* [TASK STATEMENT]
Would you restate, exactly as they appear, the lines from the one containing "Extract all readable text from this page." through the end of the data below?

Records from a collection:
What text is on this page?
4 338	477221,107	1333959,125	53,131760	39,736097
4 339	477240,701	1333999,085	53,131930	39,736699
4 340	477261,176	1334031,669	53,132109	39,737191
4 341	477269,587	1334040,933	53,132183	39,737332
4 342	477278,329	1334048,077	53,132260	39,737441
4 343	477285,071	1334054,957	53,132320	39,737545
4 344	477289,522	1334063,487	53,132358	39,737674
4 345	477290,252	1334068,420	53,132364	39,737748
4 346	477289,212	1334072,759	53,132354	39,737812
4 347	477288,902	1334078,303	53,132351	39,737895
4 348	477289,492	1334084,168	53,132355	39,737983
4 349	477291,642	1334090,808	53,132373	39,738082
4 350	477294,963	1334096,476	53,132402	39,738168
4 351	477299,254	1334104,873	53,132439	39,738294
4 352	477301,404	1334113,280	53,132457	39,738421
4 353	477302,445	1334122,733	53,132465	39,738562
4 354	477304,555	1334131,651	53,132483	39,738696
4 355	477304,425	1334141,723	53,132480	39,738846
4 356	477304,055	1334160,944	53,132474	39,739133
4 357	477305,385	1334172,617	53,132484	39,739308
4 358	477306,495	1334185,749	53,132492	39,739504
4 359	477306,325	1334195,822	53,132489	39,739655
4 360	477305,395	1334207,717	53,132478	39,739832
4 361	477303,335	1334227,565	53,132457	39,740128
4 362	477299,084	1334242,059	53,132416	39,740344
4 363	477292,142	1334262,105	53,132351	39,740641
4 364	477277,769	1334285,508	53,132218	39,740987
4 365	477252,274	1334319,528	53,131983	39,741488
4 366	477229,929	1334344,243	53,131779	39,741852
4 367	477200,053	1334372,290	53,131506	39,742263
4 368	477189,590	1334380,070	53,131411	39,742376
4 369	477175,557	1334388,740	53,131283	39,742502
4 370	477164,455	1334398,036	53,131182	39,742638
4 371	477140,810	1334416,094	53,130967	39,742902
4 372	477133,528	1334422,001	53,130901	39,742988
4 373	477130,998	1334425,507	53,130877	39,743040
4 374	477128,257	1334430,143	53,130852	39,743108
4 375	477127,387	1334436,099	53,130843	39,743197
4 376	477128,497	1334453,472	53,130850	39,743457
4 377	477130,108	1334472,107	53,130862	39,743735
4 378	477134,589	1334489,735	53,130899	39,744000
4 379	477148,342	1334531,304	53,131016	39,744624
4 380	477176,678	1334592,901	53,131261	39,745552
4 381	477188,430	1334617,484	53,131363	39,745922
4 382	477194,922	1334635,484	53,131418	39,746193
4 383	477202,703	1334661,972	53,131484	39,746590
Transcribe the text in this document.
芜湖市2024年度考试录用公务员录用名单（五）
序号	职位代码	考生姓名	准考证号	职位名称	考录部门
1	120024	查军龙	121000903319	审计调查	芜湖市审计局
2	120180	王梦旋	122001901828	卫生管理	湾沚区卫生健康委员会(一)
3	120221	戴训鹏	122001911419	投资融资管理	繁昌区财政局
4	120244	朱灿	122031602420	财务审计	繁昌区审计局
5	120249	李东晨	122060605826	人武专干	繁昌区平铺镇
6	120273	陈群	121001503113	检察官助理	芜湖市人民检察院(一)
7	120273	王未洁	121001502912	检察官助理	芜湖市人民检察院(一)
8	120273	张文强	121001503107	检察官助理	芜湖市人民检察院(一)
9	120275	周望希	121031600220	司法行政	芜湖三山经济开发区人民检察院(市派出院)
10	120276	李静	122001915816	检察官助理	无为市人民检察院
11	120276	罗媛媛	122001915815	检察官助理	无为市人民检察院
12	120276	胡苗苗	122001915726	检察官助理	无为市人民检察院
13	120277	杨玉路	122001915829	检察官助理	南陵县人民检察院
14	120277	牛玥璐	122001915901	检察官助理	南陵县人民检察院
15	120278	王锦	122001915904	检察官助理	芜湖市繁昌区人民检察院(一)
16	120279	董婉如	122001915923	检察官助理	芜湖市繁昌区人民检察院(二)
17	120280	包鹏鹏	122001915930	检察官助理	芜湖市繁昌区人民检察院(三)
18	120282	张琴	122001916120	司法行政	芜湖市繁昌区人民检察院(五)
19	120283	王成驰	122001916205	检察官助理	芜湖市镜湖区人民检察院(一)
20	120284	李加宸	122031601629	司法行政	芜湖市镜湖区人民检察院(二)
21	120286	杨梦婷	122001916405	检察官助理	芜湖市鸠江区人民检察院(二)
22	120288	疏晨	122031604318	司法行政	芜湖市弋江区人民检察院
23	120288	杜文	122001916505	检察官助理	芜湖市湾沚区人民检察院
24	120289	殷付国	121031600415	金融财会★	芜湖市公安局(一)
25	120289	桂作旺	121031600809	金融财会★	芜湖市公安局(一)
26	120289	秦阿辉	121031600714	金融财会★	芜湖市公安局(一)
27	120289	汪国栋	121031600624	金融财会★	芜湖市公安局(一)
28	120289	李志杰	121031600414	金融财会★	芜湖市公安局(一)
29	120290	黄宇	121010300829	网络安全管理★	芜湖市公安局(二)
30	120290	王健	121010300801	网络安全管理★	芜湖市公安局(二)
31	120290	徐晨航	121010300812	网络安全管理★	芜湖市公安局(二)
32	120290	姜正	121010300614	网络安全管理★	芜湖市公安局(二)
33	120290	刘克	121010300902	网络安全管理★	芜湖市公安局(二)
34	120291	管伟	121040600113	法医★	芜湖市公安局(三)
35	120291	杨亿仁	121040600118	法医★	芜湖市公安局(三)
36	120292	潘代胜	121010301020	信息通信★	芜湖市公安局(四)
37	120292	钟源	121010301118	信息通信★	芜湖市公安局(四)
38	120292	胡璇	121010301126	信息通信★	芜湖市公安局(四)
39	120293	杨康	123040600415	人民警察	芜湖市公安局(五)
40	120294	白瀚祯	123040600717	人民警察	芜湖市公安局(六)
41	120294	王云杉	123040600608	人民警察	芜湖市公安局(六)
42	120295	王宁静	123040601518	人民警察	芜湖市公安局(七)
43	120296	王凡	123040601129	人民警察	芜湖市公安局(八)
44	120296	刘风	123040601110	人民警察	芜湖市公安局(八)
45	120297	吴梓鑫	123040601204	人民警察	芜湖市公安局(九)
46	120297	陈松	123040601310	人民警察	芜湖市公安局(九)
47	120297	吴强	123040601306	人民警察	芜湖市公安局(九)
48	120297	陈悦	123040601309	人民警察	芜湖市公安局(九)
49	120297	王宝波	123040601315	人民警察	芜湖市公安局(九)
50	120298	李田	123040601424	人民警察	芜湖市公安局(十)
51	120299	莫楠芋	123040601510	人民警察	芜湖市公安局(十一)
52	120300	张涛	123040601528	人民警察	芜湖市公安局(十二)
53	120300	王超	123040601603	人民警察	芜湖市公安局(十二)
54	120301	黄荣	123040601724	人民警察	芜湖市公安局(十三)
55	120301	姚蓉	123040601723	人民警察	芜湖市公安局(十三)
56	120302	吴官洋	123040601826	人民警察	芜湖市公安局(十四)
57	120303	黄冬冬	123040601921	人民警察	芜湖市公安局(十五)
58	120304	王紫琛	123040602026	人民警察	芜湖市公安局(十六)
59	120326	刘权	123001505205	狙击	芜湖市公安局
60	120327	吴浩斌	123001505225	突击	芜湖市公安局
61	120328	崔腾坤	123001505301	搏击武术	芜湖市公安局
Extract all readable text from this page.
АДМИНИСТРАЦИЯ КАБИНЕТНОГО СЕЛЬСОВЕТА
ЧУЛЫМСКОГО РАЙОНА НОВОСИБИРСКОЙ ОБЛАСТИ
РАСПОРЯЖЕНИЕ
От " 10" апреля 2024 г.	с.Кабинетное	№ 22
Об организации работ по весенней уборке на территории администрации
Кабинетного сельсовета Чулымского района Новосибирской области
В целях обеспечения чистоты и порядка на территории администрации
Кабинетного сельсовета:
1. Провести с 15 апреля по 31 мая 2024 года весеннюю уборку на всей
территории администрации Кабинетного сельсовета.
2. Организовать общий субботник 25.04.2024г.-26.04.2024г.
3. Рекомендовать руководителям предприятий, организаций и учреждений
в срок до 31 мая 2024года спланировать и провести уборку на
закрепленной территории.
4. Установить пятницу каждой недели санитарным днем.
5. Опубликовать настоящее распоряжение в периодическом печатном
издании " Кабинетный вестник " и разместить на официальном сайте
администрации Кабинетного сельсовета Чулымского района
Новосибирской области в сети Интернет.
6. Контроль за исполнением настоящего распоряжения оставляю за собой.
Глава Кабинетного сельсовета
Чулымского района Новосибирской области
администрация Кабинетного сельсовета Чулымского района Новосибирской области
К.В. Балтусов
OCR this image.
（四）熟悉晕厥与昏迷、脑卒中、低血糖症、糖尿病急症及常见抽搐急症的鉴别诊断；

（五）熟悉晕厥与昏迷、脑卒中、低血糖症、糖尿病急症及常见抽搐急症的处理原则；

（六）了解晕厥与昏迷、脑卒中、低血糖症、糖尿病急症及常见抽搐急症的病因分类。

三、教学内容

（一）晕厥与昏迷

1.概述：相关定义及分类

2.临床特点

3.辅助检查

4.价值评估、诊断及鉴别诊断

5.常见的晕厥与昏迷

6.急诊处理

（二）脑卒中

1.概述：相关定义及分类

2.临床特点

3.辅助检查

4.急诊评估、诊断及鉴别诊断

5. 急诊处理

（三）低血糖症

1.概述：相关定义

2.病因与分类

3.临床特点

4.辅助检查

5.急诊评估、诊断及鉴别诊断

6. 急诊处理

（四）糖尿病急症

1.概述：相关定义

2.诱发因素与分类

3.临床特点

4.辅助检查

* [WRITTEN SOLUTION]
Extract all readable text from this page.
АДМИНИСТРАЦИЯ КАБИНЕТНОГО СЕЛЬСОВЕТА
ЧУЛЫМСКОГО РАЙОНА НОВОСИБИРСКОЙ ОБЛАСТИ
РАСПОРЯЖЕНИЕ
От " 10" апреля 2024 г.	с.Кабинетное	№ 22
Об организации работ по весенней уборке на территории администрации
Кабинетного сельсовета Чулымского района Новосибирской области
В целях обеспечения чистоты и порядка на территории администрации
Кабинетного сельсовета:
1. Провести с 15 апреля по 31 мая 2024 года весеннюю уборку на всей
территории администрации Кабинетного сельсовета.
2. Организовать общий субботник 25.04.2024г.-26.04.2024г.
3. Рекомендовать руководителям предприятий, организаций и учреждений
в срок до 31 мая 2024года спланировать и провести уборку на
закрепленной территории.
4. Установить пятницу каждой недели санитарным днем.
5. Опубликовать настоящее распоряжение в периодическом печатном
издании " Кабинетный вестник " и разместить на официальном сайте
администрации Кабинетного сельсовета Чулымского района
Новосибирской области в сети Интернет.
6. Контроль за исполнением настоящего распоряжения оставляю за собой.
Глава Кабинетного сельсовета
Чулымского района Новосибирской области
администрация Кабинетного сельсовета Чулымского района Новосибирской области
К.В. Балтусов
OCR this image.
（四）熟悉晕厥与昏迷、脑卒中、低血糖症、糖尿病急症及常见抽搐急症的鉴别诊断；

（五）熟悉晕厥与昏迷、脑卒中、低血糖症、糖尿病急症及常见抽搐急症的处理原则；

（六）了解晕厥与昏迷、脑卒中、低血糖症、糖尿病急症及常见抽搐急症的病因分类。

三、教学内容

（一）晕厥与昏迷

1.概述：相关定义及分类

2.临床特点

3.辅助检查

4.价值评估、诊断及鉴别诊断

5.常见的晕厥与昏迷

6.急诊处理

（二）脑卒中

1.概述：相关定义及分类

2.临床特点

3.辅助检查

4.急诊评估、诊断及鉴别诊断

5. 急诊处理

（三）低血糖症

1.概述：相关定义

2.病因与分类

3.临床特点

4.辅助检查

5.急诊评估、诊断及鉴别诊断

6. 急诊处理

（四）糖尿病急症

1.概述：相关定义

2.诱发因素与分类

3.临床特点

4.辅助检查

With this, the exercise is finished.